• AIM:
Without the images, write out the whole listing exactly.

• RECORDED INFORMATION:
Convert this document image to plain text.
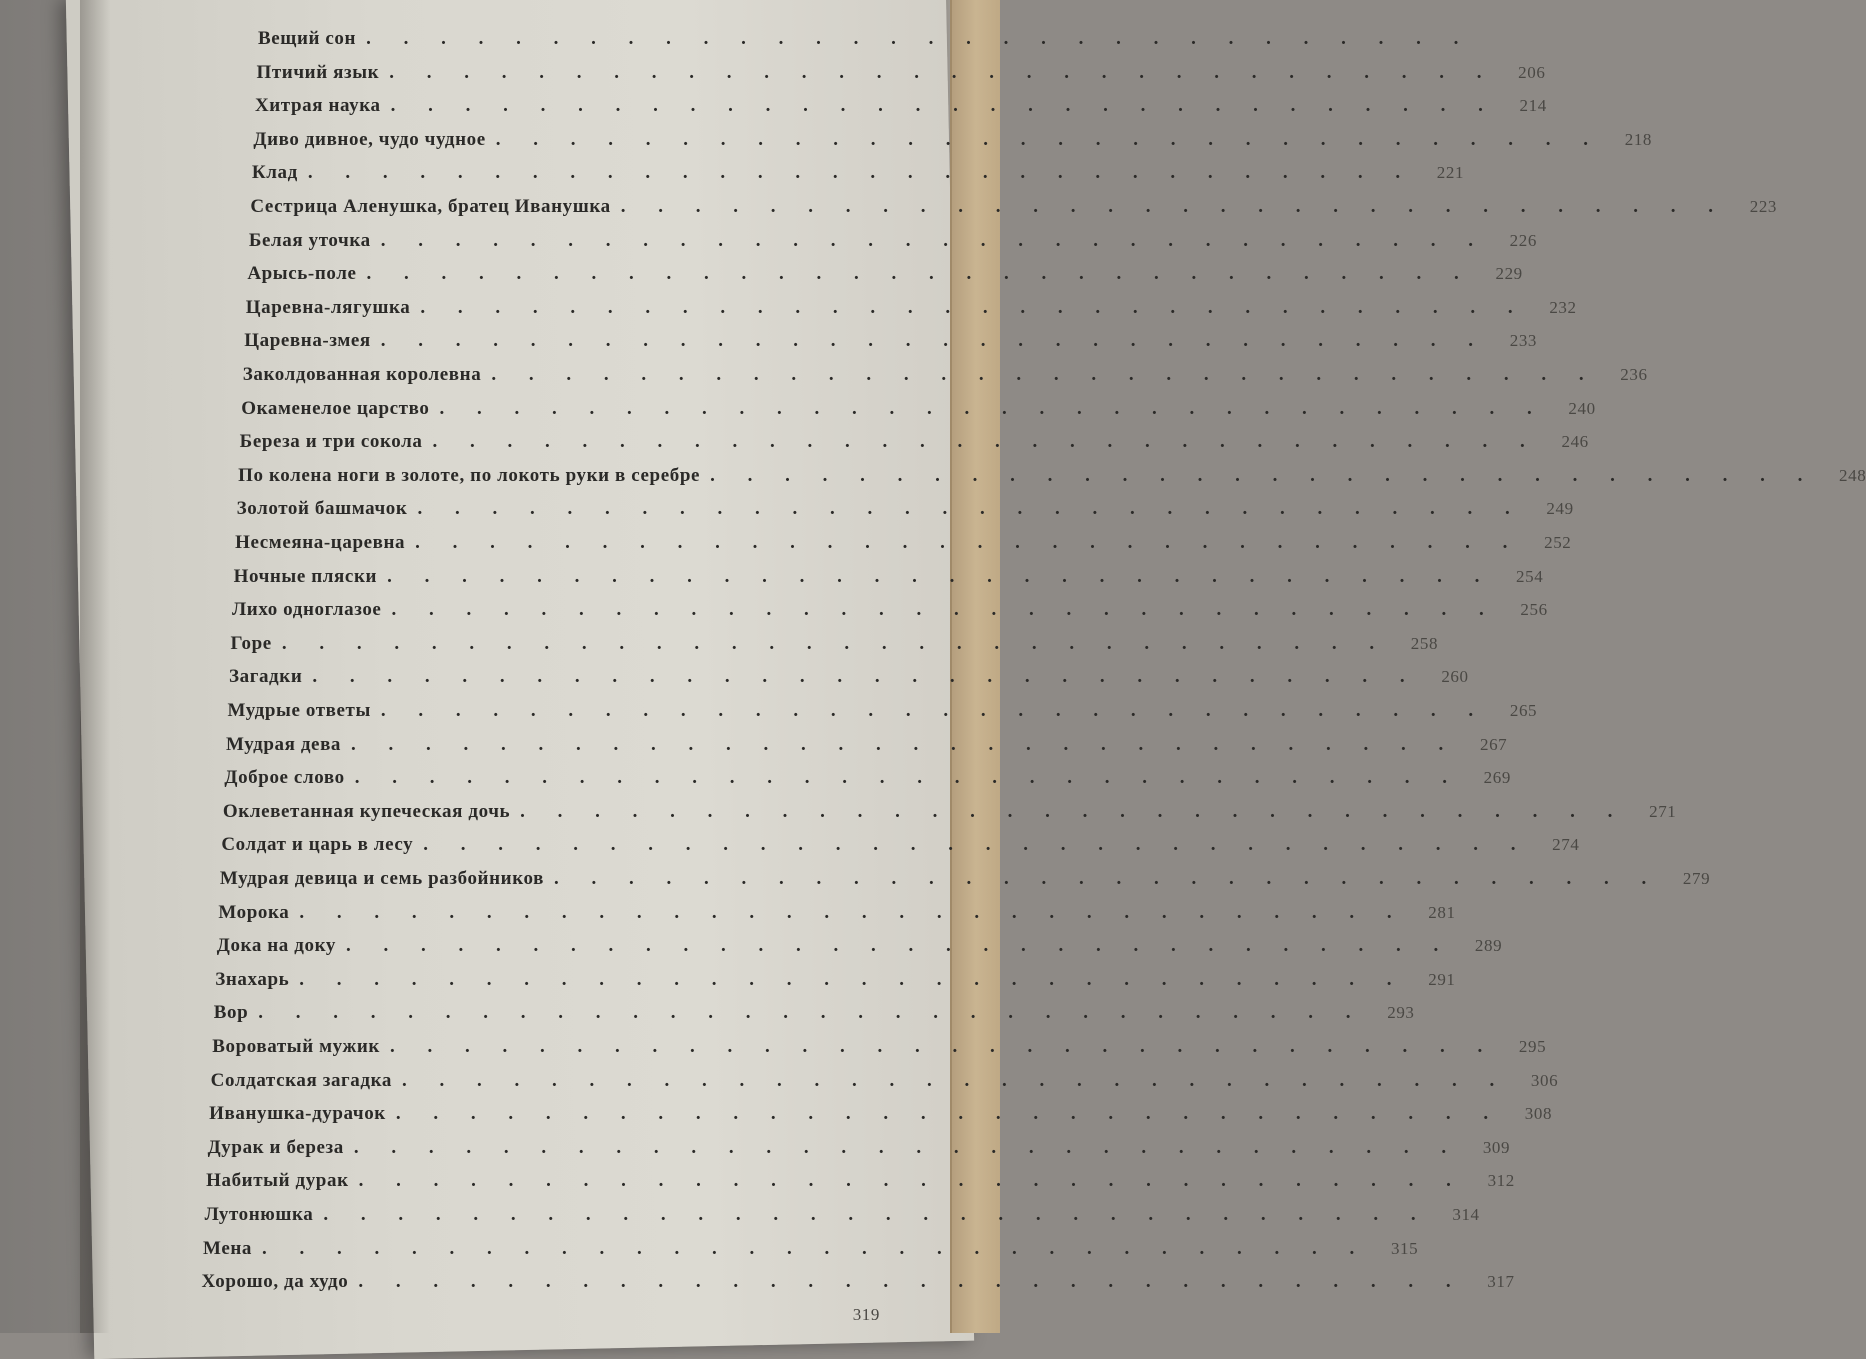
Вещий сон . . . . . . . . . . . . . . . . . . . . . . . . . . . . . .
Птичий язык . . . . . . . . . . . . . . . . . . . . . . . . . . . . . .	206
Хитрая наука . . . . . . . . . . . . . . . . . . . . . . . . . . . . . .	214
Диво дивное, чудо чудное . . . . . . . . . . . . . . . . . . . . . . . . . . . . . .	218
Клад . . . . . . . . . . . . . . . . . . . . . . . . . . . . . .	221
Сестрица Аленушка, братец Иванушка . . . . . . . . . . . . . . . . . . . . . . . . . . . . . .	223
Белая уточка . . . . . . . . . . . . . . . . . . . . . . . . . . . . . .	226
Арысь-поле . . . . . . . . . . . . . . . . . . . . . . . . . . . . . .	229
Царевна-лягушка . . . . . . . . . . . . . . . . . . . . . . . . . . . . . .	232
Царевна-змея . . . . . . . . . . . . . . . . . . . . . . . . . . . . . .	233
Заколдованная королевна . . . . . . . . . . . . . . . . . . . . . . . . . . . . . .	236
Окаменелое царство . . . . . . . . . . . . . . . . . . . . . . . . . . . . . .	240
Береза и три сокола . . . . . . . . . . . . . . . . . . . . . . . . . . . . . .	246
По колена ноги в золоте, по локоть руки в серебре . . . . . . . . . . . . . . . . . . . . . . . . . . . . . .	248
Золотой башмачок . . . . . . . . . . . . . . . . . . . . . . . . . . . . . .	249
Несмеяна-царевна . . . . . . . . . . . . . . . . . . . . . . . . . . . . . .	252
Ночные пляски . . . . . . . . . . . . . . . . . . . . . . . . . . . . . .	254
Лихо одноглазое . . . . . . . . . . . . . . . . . . . . . . . . . . . . . .	256
Горе . . . . . . . . . . . . . . . . . . . . . . . . . . . . . .	258
Загадки . . . . . . . . . . . . . . . . . . . . . . . . . . . . . .	260
Мудрые ответы . . . . . . . . . . . . . . . . . . . . . . . . . . . . . .	265
Мудрая дева . . . . . . . . . . . . . . . . . . . . . . . . . . . . . .	267
Доброе слово . . . . . . . . . . . . . . . . . . . . . . . . . . . . . .	269
Оклеветанная купеческая дочь . . . . . . . . . . . . . . . . . . . . . . . . . . . . . .	271
Солдат и царь в лесу . . . . . . . . . . . . . . . . . . . . . . . . . . . . . .	274
Мудрая девица и семь разбойников . . . . . . . . . . . . . . . . . . . . . . . . . . . . . .	279
Морока . . . . . . . . . . . . . . . . . . . . . . . . . . . . . .	281
Дока на доку . . . . . . . . . . . . . . . . . . . . . . . . . . . . . .	289
Знахарь . . . . . . . . . . . . . . . . . . . . . . . . . . . . . .	291
Вор . . . . . . . . . . . . . . . . . . . . . . . . . . . . . .	293
Вороватый мужик . . . . . . . . . . . . . . . . . . . . . . . . . . . . . .	295
Солдатская загадка . . . . . . . . . . . . . . . . . . . . . . . . . . . . . .	306
Иванушка-дурачок . . . . . . . . . . . . . . . . . . . . . . . . . . . . . .	308
Дурак и береза . . . . . . . . . . . . . . . . . . . . . . . . . . . . . .	309
Набитый дурак . . . . . . . . . . . . . . . . . . . . . . . . . . . . . .	312
Лутонюшка . . . . . . . . . . . . . . . . . . . . . . . . . . . . . .	314
Мена . . . . . . . . . . . . . . . . . . . . . . . . . . . . . .	315
Хорошо, да худо . . . . . . . . . . . . . . . . . . . . . . . . . . . . . .	317
319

• RESPONSE:
Convert this document image to plain text.
Вещий сон . . . . . . . . . . . . . . . . . . . . . . . . . . . . . .
Птичий язык . . . . . . . . . . . . . . . . . . . . . . . . . . . . . .	206
Хитрая наука . . . . . . . . . . . . . . . . . . . . . . . . . . . . . .	214
Диво дивное, чудо чудное . . . . . . . . . . . . . . . . . . . . . . . . . . . . . .	218
Клад . . . . . . . . . . . . . . . . . . . . . . . . . . . . . .	221
Сестрица Аленушка, братец Иванушка . . . . . . . . . . . . . . . . . . . . . . . . . . . . . .	223
Белая уточка . . . . . . . . . . . . . . . . . . . . . . . . . . . . . .	226
Арысь-поле . . . . . . . . . . . . . . . . . . . . . . . . . . . . . .	229
Царевна-лягушка . . . . . . . . . . . . . . . . . . . . . . . . . . . . . .	232
Царевна-змея . . . . . . . . . . . . . . . . . . . . . . . . . . . . . .	233
Заколдованная королевна . . . . . . . . . . . . . . . . . . . . . . . . . . . . . .	236
Окаменелое царство . . . . . . . . . . . . . . . . . . . . . . . . . . . . . .	240
Береза и три сокола . . . . . . . . . . . . . . . . . . . . . . . . . . . . . .	246
По колена ноги в золоте, по локоть руки в серебре . . . . . . . . . . . . . . . . . . . . . . . . . . . . . .	248
Золотой башмачок . . . . . . . . . . . . . . . . . . . . . . . . . . . . . .	249
Несмеяна-царевна . . . . . . . . . . . . . . . . . . . . . . . . . . . . . .	252
Ночные пляски . . . . . . . . . . . . . . . . . . . . . . . . . . . . . .	254
Лихо одноглазое . . . . . . . . . . . . . . . . . . . . . . . . . . . . . .	256
Горе . . . . . . . . . . . . . . . . . . . . . . . . . . . . . .	258
Загадки . . . . . . . . . . . . . . . . . . . . . . . . . . . . . .	260
Мудрые ответы . . . . . . . . . . . . . . . . . . . . . . . . . . . . . .	265
Мудрая дева . . . . . . . . . . . . . . . . . . . . . . . . . . . . . .	267
Доброе слово . . . . . . . . . . . . . . . . . . . . . . . . . . . . . .	269
Оклеветанная купеческая дочь . . . . . . . . . . . . . . . . . . . . . . . . . . . . . .	271
Солдат и царь в лесу . . . . . . . . . . . . . . . . . . . . . . . . . . . . . .	274
Мудрая девица и семь разбойников . . . . . . . . . . . . . . . . . . . . . . . . . . . . . .	279
Морока . . . . . . . . . . . . . . . . . . . . . . . . . . . . . .	281
Дока на доку . . . . . . . . . . . . . . . . . . . . . . . . . . . . . .	289
Знахарь . . . . . . . . . . . . . . . . . . . . . . . . . . . . . .	291
Вор . . . . . . . . . . . . . . . . . . . . . . . . . . . . . .	293
Вороватый мужик . . . . . . . . . . . . . . . . . . . . . . . . . . . . . .	295
Солдатская загадка . . . . . . . . . . . . . . . . . . . . . . . . . . . . . .	306
Иванушка-дурачок . . . . . . . . . . . . . . . . . . . . . . . . . . . . . .	308
Дурак и береза . . . . . . . . . . . . . . . . . . . . . . . . . . . . . .	309
Набитый дурак . . . . . . . . . . . . . . . . . . . . . . . . . . . . . .	312
Лутонюшка . . . . . . . . . . . . . . . . . . . . . . . . . . . . . .	314
Мена . . . . . . . . . . . . . . . . . . . . . . . . . . . . . .	315
Хорошо, да худо . . . . . . . . . . . . . . . . . . . . . . . . . . . . . .	317
319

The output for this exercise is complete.